**EXERCISE REQUIREMENTS**
A. According to the essay about the house ghost, in what year did the writer buy the house?
B. Say whether each statement agrees with the essay about the house ghost, and quote the words that decide it: (i) The house was built in the mid-1800s. (ii) The writer's nephew Thad never stayed overnight. (iii) The shiver went away as the renovations went on.

**SELECTED EXTRACT**
—————

Let me begin by asserting that I am not a nut. I assert this because today I'm going to talk about the ghost who resides in my home.

I grew up in a house teeming with spirits, something my sister and I understood well but never discussed until we were adults. We were "spook-sensitive" so to speak, and got used to the underlying tremble of homes that seemed empty but were (we knew) not. So when I walked into this house that first day with the realtor and experienced "the shiver" it was not particularly disturbing to me. I've felt the shiver many times, the sensation that air in a certain room or hallway is somehow thicker than it should be; a feeling of being watched, causing you to turn around to look at the nothing behind you; overall, the perception that you are not alone when in fact you are.

The house I now own, once a showplace I'm told, was worn out when I bought it, with sagging ceilings and battered woodwork. On closing day I found buckshot in the walls, leaking bathtubs, cracked linoleum, and one sleeping porch that looked like it would topple onto the driveway if a strong wind kicked up. Under the damage and abuse, though, I saw beauty, and as renovations over the next year progressed, its charm and splendor re-emerged. Still, the shiver remained.

My house, from what I can deduce from old papers, was built sometime in the mid-1800s and was occupied by a family named Storrs: the parents, Hiram E. and Eunice; and three children, Hiram H., Ida, and Mary. I've come across the names of family members Eunice, Ida, and Hiram H. only recently. Since 2003 when I bought the house, the only names I'd heard were Hiram E. (the father) and Mary Storrs, the latter of whom I assumed to be Hiram E.'s wife. And from Day One, I knew without question -- and without good reason -- that the ghost who occupied my upstairs hall was Mary Storrs.

In the beginning the sensation that some spirit was lurking around in the long second-floor hallway was only that: a sensation. I would sometimes stand at the top of the front stairs and suddenly feel a presence behind me. Then little things started to happen. My nephew Thad often spent the night and remarked several times that he'd caught sight of something passing by the bedroom doorway, something like the whisper and a glimpse of a long white dress. Twice in my first months here I felt the sigh of air against my cheek, once as I lay in bed, and again while sitting on the sofa in the upstairs study. These phenomena are easily explained away by the naysayers, of course. "Paranoia. Imagination. Breeze from a cracked-open window. The vapors." I don't bother to argue with naysayers because I know what I know. I know what I feel.

—————

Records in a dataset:
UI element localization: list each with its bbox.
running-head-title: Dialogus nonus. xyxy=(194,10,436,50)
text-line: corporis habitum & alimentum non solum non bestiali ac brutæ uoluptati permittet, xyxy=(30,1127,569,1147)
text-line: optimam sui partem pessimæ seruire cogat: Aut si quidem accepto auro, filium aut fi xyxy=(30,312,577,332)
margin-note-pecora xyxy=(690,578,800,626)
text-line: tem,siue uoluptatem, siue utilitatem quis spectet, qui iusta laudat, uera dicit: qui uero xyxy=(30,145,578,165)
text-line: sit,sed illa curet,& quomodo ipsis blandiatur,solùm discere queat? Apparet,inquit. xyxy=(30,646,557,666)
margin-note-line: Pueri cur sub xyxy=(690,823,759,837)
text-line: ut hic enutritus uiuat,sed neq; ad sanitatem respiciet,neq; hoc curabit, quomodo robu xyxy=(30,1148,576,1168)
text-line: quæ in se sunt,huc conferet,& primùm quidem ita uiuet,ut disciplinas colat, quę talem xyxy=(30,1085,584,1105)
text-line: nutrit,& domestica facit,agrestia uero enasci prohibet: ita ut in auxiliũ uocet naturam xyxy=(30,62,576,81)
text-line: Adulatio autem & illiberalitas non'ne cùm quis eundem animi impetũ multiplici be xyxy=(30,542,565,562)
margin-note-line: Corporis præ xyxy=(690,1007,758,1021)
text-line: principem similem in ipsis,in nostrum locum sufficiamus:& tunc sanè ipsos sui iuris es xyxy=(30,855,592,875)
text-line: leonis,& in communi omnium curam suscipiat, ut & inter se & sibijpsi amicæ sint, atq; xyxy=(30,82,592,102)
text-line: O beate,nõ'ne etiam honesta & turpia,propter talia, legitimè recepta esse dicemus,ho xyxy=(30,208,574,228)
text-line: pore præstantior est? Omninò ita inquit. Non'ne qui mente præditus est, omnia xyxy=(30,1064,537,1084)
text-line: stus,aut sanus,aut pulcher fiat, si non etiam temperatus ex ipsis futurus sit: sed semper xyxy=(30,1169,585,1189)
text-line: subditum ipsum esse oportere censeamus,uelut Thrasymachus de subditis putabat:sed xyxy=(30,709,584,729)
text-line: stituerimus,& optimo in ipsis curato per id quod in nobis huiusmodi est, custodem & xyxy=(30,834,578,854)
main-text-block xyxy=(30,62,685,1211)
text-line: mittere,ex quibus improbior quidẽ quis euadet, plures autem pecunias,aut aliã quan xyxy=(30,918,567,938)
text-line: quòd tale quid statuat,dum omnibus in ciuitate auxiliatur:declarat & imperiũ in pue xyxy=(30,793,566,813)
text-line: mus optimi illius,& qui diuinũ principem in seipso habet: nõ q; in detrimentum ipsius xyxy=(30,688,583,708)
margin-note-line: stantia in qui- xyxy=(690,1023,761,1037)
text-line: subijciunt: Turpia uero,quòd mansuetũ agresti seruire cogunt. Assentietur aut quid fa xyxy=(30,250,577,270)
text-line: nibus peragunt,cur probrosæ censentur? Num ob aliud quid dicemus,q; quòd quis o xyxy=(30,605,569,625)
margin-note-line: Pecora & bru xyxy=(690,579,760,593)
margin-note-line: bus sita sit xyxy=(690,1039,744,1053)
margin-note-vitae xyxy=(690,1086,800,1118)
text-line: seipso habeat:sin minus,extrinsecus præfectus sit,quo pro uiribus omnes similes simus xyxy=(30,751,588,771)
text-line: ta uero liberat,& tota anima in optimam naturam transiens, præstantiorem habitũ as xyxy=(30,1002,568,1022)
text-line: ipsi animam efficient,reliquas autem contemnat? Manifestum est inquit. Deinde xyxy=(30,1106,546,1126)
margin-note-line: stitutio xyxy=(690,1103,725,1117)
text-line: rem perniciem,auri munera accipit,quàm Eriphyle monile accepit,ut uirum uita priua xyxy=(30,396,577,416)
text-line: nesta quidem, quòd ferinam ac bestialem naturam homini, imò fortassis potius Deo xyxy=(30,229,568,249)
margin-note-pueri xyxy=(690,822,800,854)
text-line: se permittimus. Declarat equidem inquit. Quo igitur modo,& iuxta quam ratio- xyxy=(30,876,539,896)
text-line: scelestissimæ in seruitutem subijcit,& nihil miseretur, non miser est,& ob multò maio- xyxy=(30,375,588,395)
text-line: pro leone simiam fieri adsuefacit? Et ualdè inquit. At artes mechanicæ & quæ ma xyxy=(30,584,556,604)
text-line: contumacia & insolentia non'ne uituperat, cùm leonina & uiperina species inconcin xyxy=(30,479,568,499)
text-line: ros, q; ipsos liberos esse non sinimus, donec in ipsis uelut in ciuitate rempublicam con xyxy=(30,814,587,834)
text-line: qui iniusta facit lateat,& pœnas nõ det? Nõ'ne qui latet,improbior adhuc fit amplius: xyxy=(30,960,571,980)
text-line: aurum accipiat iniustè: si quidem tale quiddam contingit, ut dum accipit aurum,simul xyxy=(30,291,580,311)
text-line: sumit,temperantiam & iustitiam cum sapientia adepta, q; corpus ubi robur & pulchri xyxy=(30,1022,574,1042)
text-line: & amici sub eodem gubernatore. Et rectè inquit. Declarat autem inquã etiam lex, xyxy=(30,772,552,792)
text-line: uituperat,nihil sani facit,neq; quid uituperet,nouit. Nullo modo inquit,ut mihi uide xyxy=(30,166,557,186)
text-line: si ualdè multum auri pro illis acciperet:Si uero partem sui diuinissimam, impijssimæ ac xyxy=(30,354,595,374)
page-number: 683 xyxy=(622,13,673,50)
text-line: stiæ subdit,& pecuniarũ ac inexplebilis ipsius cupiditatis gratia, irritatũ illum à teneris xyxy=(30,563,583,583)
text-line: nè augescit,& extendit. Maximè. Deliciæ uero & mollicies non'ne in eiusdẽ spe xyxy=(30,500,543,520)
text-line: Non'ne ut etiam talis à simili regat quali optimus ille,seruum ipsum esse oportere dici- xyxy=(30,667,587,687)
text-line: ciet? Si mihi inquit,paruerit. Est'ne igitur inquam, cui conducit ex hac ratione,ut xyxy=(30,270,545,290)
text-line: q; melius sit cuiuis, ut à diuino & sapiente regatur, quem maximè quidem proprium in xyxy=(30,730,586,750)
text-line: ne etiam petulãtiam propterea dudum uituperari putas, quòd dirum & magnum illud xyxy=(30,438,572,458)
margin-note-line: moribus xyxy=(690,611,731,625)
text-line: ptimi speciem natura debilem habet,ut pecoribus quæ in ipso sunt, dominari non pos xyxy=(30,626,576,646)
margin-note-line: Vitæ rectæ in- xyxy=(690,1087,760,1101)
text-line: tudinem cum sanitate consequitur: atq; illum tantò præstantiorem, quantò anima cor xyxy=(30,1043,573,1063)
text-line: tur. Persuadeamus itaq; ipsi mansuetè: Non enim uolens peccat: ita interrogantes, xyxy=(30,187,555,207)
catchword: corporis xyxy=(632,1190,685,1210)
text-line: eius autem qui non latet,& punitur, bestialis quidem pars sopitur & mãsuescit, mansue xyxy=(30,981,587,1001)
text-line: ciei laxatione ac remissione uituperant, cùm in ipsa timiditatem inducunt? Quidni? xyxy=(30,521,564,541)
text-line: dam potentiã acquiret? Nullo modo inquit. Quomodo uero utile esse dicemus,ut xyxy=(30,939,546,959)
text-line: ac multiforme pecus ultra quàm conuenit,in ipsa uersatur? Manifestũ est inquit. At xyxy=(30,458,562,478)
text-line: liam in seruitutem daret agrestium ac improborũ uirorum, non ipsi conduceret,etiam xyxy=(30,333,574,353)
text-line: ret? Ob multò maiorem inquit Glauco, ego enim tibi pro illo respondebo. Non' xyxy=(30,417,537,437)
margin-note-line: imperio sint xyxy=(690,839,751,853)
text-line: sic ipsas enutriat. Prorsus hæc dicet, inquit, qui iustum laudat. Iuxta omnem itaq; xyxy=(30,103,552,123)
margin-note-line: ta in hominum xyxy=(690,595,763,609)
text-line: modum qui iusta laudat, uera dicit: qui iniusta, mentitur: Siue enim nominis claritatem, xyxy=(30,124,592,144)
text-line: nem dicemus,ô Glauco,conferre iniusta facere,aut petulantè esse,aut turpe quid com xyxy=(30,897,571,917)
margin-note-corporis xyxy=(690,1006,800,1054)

—————

**SET OF ANSWERS**
A. 2003

B.
(i) Yes: "was built sometime in the mid-1800s"
(ii) No: "My nephew Thad often spent the night"
(iii) No: "Still, the shiver remained."